======== RECORD EXTRACTS
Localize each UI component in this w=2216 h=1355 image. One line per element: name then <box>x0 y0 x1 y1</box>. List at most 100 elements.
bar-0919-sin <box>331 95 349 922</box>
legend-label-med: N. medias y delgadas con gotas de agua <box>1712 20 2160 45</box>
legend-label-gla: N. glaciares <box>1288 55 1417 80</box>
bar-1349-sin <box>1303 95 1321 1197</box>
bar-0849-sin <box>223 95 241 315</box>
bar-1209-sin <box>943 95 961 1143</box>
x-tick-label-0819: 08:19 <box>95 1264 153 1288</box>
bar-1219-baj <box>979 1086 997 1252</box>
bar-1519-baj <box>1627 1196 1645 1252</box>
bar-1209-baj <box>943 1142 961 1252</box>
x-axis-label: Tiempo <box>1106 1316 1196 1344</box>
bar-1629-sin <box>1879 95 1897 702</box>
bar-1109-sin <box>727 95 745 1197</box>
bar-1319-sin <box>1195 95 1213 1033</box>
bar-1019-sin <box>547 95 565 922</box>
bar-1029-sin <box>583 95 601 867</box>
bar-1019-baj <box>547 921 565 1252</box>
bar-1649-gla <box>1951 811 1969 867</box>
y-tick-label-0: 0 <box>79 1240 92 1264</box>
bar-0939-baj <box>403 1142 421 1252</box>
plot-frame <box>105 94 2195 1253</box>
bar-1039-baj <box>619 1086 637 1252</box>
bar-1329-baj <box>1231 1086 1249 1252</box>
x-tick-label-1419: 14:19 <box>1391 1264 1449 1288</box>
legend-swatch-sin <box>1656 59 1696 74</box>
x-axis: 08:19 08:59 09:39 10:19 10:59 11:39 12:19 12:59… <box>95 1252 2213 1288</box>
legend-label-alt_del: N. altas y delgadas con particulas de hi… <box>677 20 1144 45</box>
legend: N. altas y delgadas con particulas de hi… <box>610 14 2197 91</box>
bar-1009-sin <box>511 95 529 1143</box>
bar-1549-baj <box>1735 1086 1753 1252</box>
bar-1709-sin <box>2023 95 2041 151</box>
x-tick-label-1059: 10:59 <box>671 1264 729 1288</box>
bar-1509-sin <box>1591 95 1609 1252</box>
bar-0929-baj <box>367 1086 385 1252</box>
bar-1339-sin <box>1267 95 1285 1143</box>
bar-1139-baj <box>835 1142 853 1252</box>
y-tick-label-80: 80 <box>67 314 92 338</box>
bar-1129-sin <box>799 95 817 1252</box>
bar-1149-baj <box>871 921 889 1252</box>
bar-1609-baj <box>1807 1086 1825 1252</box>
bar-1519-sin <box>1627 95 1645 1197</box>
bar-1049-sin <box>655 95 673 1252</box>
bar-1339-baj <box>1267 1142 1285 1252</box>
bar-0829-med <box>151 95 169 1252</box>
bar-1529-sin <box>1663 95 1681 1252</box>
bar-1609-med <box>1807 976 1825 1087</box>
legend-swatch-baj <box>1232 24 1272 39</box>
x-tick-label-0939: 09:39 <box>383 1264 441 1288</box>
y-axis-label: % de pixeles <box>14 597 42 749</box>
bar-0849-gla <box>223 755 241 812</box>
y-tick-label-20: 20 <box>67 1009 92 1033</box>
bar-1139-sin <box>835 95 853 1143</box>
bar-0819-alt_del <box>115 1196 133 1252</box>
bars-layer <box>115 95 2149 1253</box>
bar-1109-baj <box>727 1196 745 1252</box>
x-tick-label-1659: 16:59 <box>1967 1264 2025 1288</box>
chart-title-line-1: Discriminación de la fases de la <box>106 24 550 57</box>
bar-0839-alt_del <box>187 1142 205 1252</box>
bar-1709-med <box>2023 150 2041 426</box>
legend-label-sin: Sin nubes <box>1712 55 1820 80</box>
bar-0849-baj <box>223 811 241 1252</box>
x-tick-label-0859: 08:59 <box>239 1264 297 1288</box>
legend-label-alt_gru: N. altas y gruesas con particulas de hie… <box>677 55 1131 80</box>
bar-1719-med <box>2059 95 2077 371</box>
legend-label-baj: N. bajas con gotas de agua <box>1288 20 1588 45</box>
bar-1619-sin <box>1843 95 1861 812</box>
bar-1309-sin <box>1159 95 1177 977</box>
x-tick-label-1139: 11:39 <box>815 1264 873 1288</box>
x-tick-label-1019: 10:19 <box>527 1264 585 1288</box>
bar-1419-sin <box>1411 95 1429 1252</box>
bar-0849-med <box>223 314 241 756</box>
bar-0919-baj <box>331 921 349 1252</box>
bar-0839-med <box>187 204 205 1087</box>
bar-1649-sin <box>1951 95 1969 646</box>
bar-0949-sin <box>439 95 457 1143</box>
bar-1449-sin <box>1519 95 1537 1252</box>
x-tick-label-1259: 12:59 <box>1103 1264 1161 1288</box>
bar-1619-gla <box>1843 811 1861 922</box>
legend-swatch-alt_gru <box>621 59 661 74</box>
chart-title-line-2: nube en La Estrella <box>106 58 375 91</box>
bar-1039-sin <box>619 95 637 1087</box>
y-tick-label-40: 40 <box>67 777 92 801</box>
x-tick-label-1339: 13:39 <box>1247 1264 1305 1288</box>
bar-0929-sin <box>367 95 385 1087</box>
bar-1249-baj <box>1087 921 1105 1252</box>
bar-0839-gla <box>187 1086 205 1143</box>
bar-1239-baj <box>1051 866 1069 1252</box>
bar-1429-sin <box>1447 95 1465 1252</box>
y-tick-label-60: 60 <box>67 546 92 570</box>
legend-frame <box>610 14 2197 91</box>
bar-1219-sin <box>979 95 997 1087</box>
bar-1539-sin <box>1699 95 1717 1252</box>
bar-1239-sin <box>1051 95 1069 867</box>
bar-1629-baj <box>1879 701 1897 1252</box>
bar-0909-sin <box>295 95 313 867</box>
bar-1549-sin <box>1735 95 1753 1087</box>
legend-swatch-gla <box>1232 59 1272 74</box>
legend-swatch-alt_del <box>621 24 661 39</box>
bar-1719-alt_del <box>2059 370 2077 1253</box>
================
GIVEN REQUEST:
Pull out every line of the material above that contains the word "agua".

COMPLETED EXERCISE:
legend-label-med: N. medias y delgadas con gotas de agua <box>1712 20 2160 45</box>
legend-label-baj: N. bajas con gotas de agua <box>1288 20 1588 45</box>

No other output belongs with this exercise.